▸ Records to use
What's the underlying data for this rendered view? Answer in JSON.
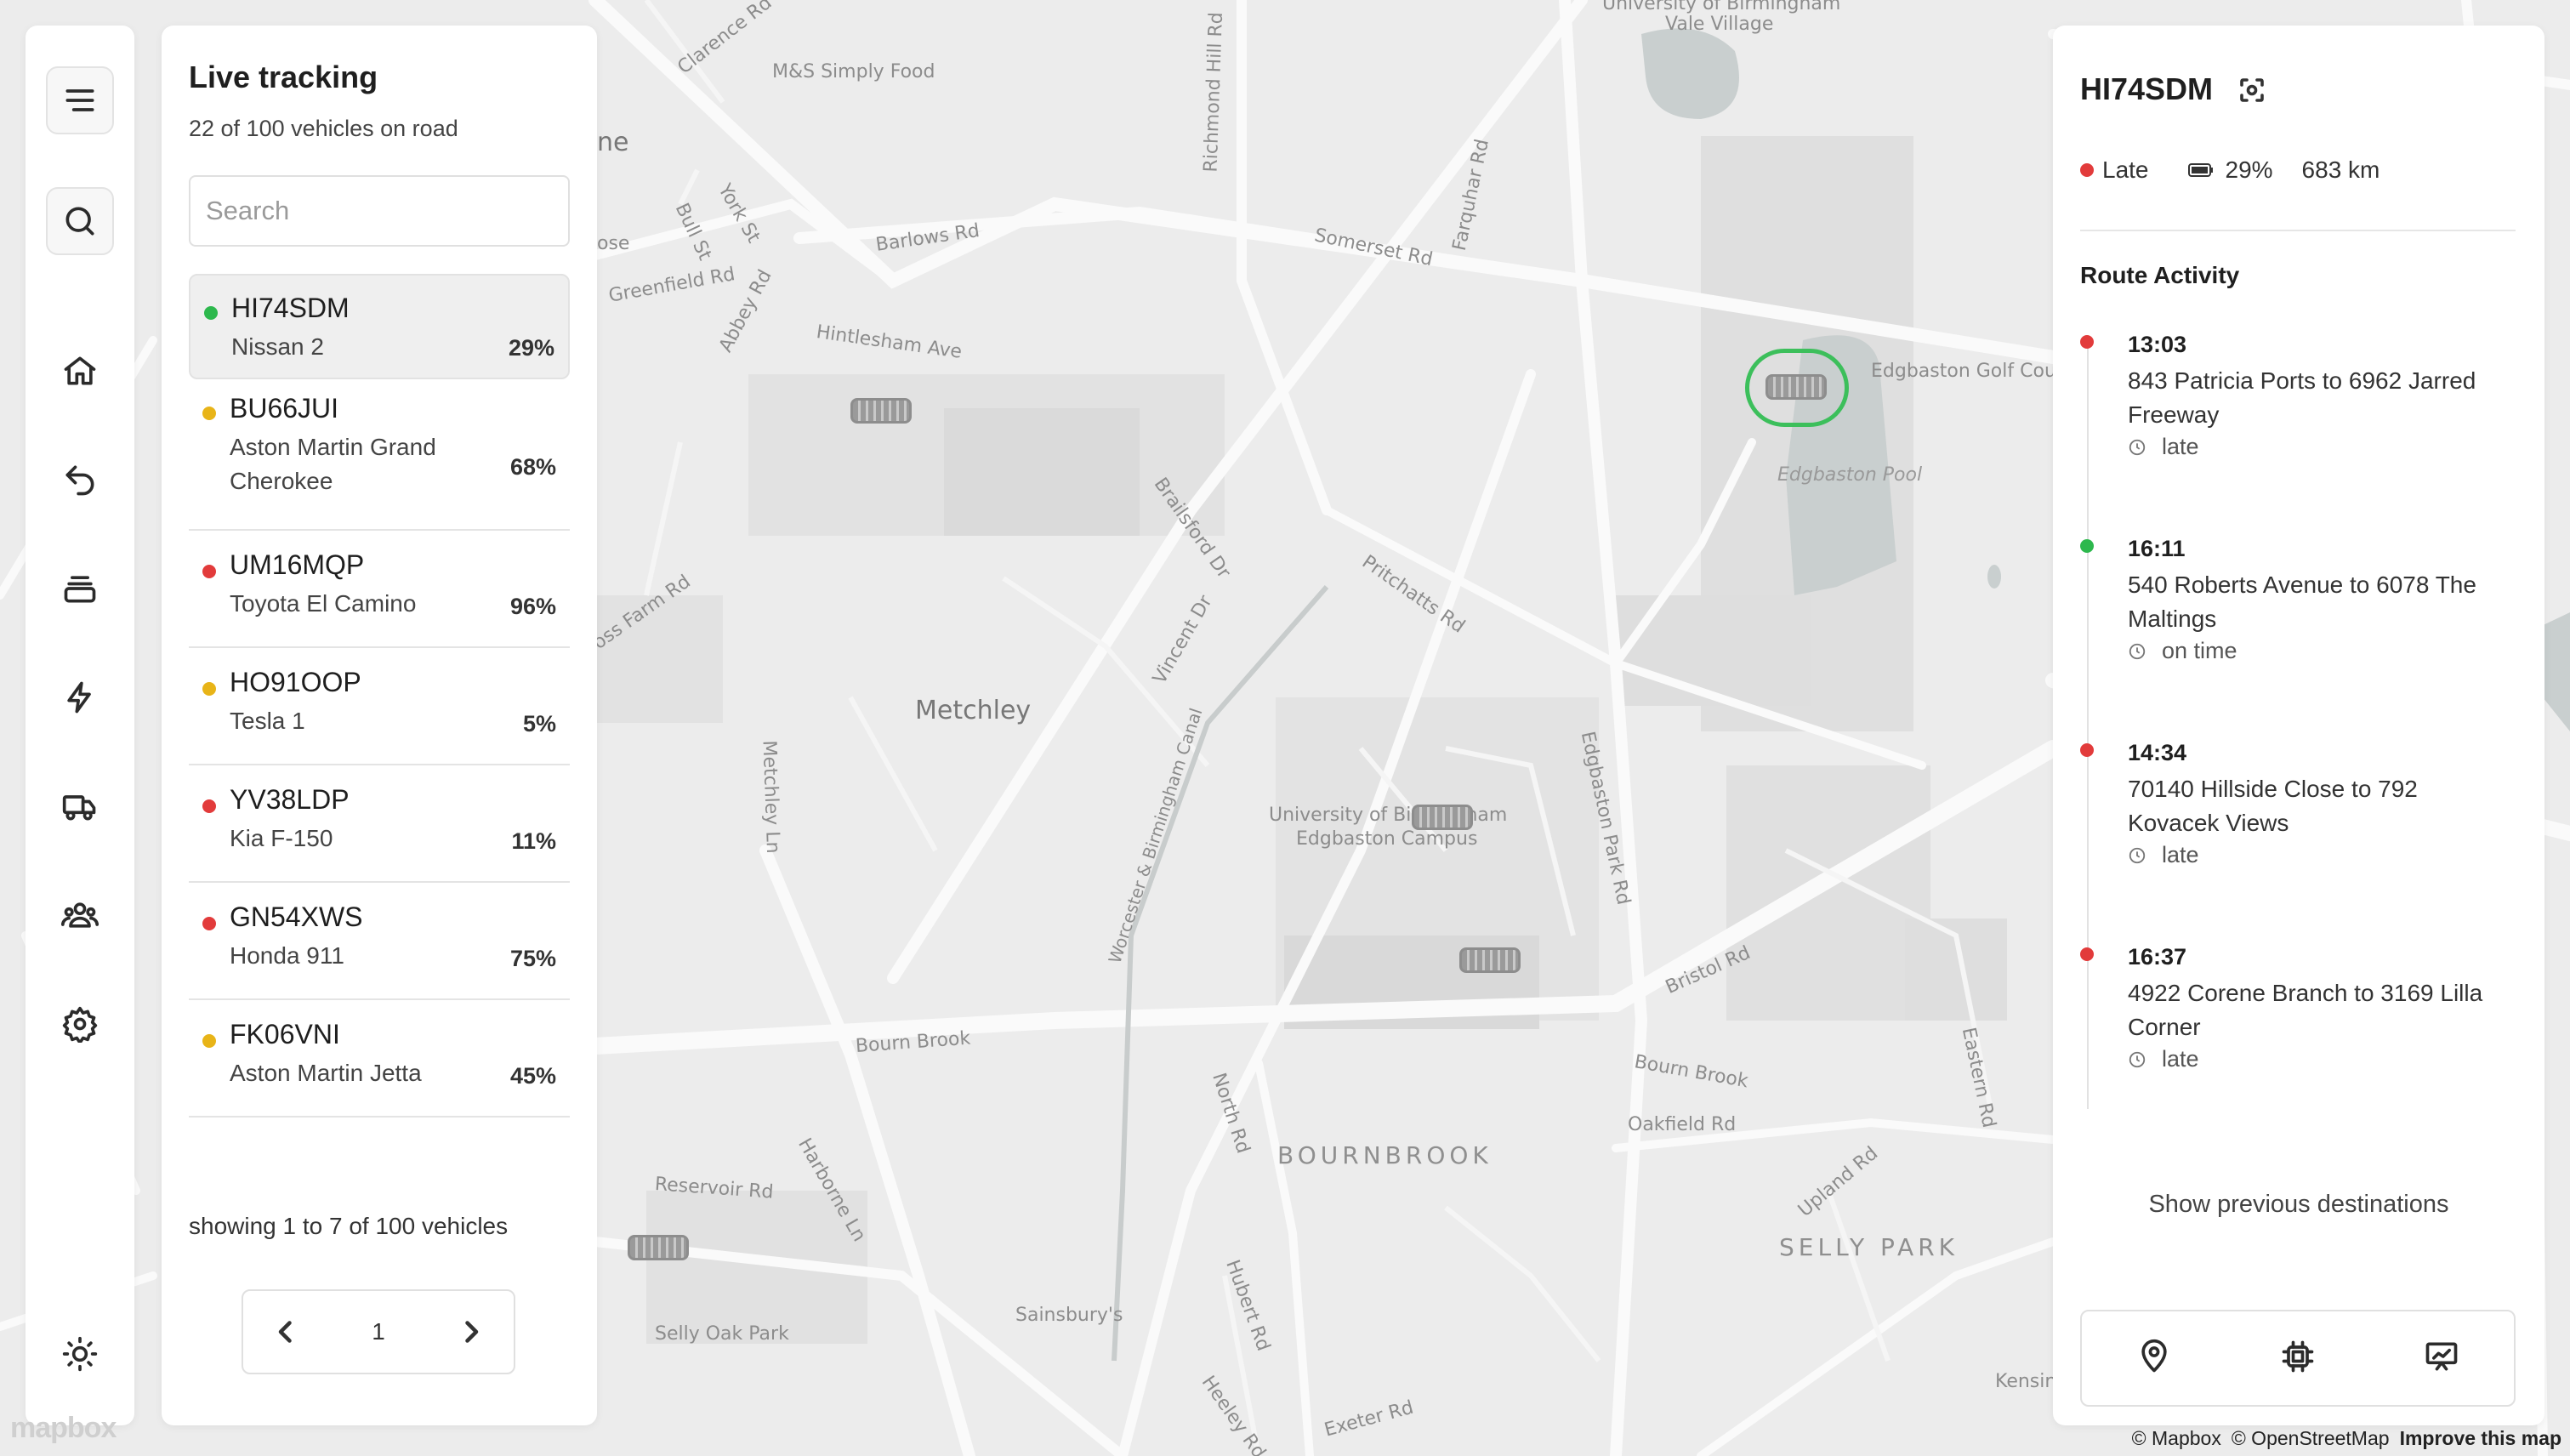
{
  "map": {
    "labels": {
      "ms_simply_food": "M&S Simply Food",
      "clarence_rd": "Clarence Rd",
      "richmond_hill_rd": "Richmond Hill Rd",
      "university_vale": "University of Birmingham",
      "vale_village": "Vale Village",
      "barlows_rd": "Barlows Rd",
      "somerset_rd": "Somerset Rd",
      "farquhar_rd": "Farquhar Rd",
      "york_st": "York St",
      "bull_st": "Bull St",
      "greenfield_rd": "Greenfield Rd",
      "abbey_rd": "Abbey Rd",
      "hintlesham_ave": "Hintlesham Ave",
      "edgbaston_golf": "Edgbaston Golf Cours",
      "edgbaston_pool": "Edgbaston Pool",
      "brailsford_dr": "Brailsford Dr",
      "pritchatts_rd": "Pritchatts Rd",
      "vincent_dr": "Vincent Dr",
      "metchley": "Metchley",
      "canal": "Worcester & Birmingham Canal",
      "metchley_ln": "Metchley Ln",
      "edgbaston_park_rd": "Edgbaston Park Rd",
      "university_campus": "University of Birmingham",
      "edgbaston_campus": "Edgbaston Campus",
      "bristol_rd": "Bristol Rd",
      "bourn_brook": "Bourn Brook",
      "bourn_brook_2": "Bourn Brook",
      "north_rd": "North Rd",
      "bournbrook": "BOURNBROOK",
      "oakfield_rd": "Oakfield Rd",
      "upland_rd": "Upland Rd",
      "eastern_rd": "Eastern Rd",
      "harborne_ln": "Harborne Ln",
      "reservoir_rd": "Reservoir Rd",
      "selly_oak_park": "Selly Oak Park",
      "sainsburys": "Sainsbury's",
      "hubert_rd": "Hubert Rd",
      "heeley_rd": "Heeley Rd",
      "exeter_rd": "Exeter Rd",
      "selly_park": "SELLY PARK",
      "moss_farm_rd": "oss Farm Rd",
      "kensin": "Kensin",
      "edge_ne": "ne",
      "edge_ose": "ose"
    }
  },
  "rail": {
    "icons": [
      "menu-icon",
      "search-icon",
      "home-icon",
      "undo-icon",
      "archive-icon",
      "bolt-icon",
      "truck-icon",
      "users-icon",
      "gear-icon",
      "sun-icon"
    ]
  },
  "list": {
    "title": "Live tracking",
    "subtitle": "22 of 100 vehicles on road",
    "search_placeholder": "Search",
    "vehicles": [
      {
        "plate": "HI74SDM",
        "model": "Nissan 2",
        "pct": "29%",
        "status": "green",
        "selected": true
      },
      {
        "plate": "BU66JUI",
        "model": "Aston Martin Grand Cherokee",
        "pct": "68%",
        "status": "amber",
        "selected": false
      },
      {
        "plate": "UM16MQP",
        "model": "Toyota El Camino",
        "pct": "96%",
        "status": "red",
        "selected": false
      },
      {
        "plate": "HO91OOP",
        "model": "Tesla 1",
        "pct": "5%",
        "status": "amber",
        "selected": false
      },
      {
        "plate": "YV38LDP",
        "model": "Kia F-150",
        "pct": "11%",
        "status": "red",
        "selected": false
      },
      {
        "plate": "GN54XWS",
        "model": "Honda 911",
        "pct": "75%",
        "status": "red",
        "selected": false
      },
      {
        "plate": "FK06VNI",
        "model": "Aston Martin Jetta",
        "pct": "45%",
        "status": "amber",
        "selected": false
      }
    ],
    "showing": "showing 1 to 7 of 100 vehicles",
    "page": "1"
  },
  "detail": {
    "plate": "HI74SDM",
    "status": "Late",
    "battery": "29%",
    "range": "683 km",
    "route_title": "Route Activity",
    "stops": [
      {
        "time": "13:03",
        "route": "843 Patricia Ports to 6962 Jarred Freeway",
        "status": "late",
        "color": "red"
      },
      {
        "time": "16:11",
        "route": "540 Roberts Avenue to 6078 The Maltings",
        "status": "on time",
        "color": "green"
      },
      {
        "time": "14:34",
        "route": "70140 Hillside Close to 792 Kovacek Views",
        "status": "late",
        "color": "red"
      },
      {
        "time": "16:37",
        "route": "4922 Corene Branch to 3169 Lilla Corner",
        "status": "late",
        "color": "red"
      }
    ],
    "show_previous": "Show previous destinations",
    "actions": [
      "map-pin-icon",
      "chip-icon",
      "chart-icon"
    ]
  },
  "attribution": {
    "logo": "mapbox",
    "mapbox": "© Mapbox",
    "osm": "© OpenStreetMap",
    "improve": "Improve this map"
  },
  "colors": {
    "green": "#2db84d",
    "amber": "#e8b418",
    "red": "#e23b3b",
    "ring": "#3cbf5b"
  }
}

▸ Task
Read the entries and pick out all lines that include the word "model".

▸ Task response
        "model": "Nissan 2",
        "model": "Aston Martin Grand Cherokee",
        "model": "Toyota El Camino",
        "model": "Tesla 1",
        "model": "Kia F-150",
        "model": "Honda 911",
        "model": "Aston Martin Jetta",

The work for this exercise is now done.